## Directions
Print the full listing exactly.

## Source records
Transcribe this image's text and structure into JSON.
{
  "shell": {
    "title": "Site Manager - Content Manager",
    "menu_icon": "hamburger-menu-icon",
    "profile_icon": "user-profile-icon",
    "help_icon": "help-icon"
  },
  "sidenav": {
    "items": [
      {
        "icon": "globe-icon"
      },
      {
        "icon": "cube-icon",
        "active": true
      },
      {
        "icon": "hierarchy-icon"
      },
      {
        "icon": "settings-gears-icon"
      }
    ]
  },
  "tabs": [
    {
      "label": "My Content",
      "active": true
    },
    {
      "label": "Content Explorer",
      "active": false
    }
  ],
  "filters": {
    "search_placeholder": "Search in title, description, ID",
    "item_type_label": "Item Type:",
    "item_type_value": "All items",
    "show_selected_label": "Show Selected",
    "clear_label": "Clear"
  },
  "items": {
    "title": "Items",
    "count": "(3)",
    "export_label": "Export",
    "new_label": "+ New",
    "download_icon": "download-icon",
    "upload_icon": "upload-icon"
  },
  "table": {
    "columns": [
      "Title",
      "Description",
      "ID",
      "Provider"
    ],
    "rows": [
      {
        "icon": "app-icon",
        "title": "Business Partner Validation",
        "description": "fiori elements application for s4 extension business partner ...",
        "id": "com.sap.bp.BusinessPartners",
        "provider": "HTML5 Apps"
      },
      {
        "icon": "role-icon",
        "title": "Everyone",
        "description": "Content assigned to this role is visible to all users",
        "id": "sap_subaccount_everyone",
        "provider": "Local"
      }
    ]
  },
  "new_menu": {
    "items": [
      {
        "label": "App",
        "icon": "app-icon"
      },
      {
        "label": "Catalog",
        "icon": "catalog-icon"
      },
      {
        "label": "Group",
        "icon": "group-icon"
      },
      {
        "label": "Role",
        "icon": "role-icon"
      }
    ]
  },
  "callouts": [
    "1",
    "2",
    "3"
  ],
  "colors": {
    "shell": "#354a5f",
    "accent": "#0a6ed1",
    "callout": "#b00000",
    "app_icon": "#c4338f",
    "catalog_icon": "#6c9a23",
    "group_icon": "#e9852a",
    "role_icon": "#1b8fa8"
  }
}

## Result for this task
Transcribe this image's text and structure into JSON.
{
  "shell": {
    "title": "Site Manager - Content Manager",
    "menu_icon": "hamburger-menu-icon",
    "profile_icon": "user-profile-icon",
    "help_icon": "help-icon"
  },
  "sidenav": {
    "items": [
      {
        "icon": "globe-icon"
      },
      {
        "icon": "cube-icon",
        "active": true
      },
      {
        "icon": "hierarchy-icon"
      },
      {
        "icon": "settings-gears-icon"
      }
    ]
  },
  "tabs": [
    {
      "label": "My Content",
      "active": true
    },
    {
      "label": "Content Explorer",
      "active": false
    }
  ],
  "filters": {
    "search_placeholder": "Search in title, description, ID",
    "item_type_label": "Item Type:",
    "item_type_value": "All items",
    "show_selected_label": "Show Selected",
    "clear_label": "Clear"
  },
  "items": {
    "title": "Items",
    "count": "(3)",
    "export_label": "Export",
    "new_label": "+ New",
    "download_icon": "download-icon",
    "upload_icon": "upload-icon"
  },
  "table": {
    "columns": [
      "Title",
      "Description",
      "ID",
      "Provider"
    ],
    "rows": [
      {
        "icon": "app-icon",
        "title": "Business Partner Validation",
        "description": "fiori elements application for s4 extension business partner ...",
        "id": "com.sap.bp.BusinessPartners",
        "provider": "HTML5 Apps"
      },
      {
        "icon": "role-icon",
        "title": "Everyone",
        "description": "Content assigned to this role is visible to all users",
        "id": "sap_subaccount_everyone",
        "provider": "Local"
      }
    ]
  },
  "new_menu": {
    "items": [
      {
        "label": "App",
        "icon": "app-icon"
      },
      {
        "label": "Catalog",
        "icon": "catalog-icon"
      },
      {
        "label": "Group",
        "icon": "group-icon"
      },
      {
        "label": "Role",
        "icon": "role-icon"
      }
    ]
  },
  "callouts": [
    "1",
    "2",
    "3"
  ],
  "colors": {
    "shell": "#354a5f",
    "accent": "#0a6ed1",
    "callout": "#b00000",
    "app_icon": "#c4338f",
    "catalog_icon": "#6c9a23",
    "group_icon": "#e9852a",
    "role_icon": "#1b8fa8"
  }
}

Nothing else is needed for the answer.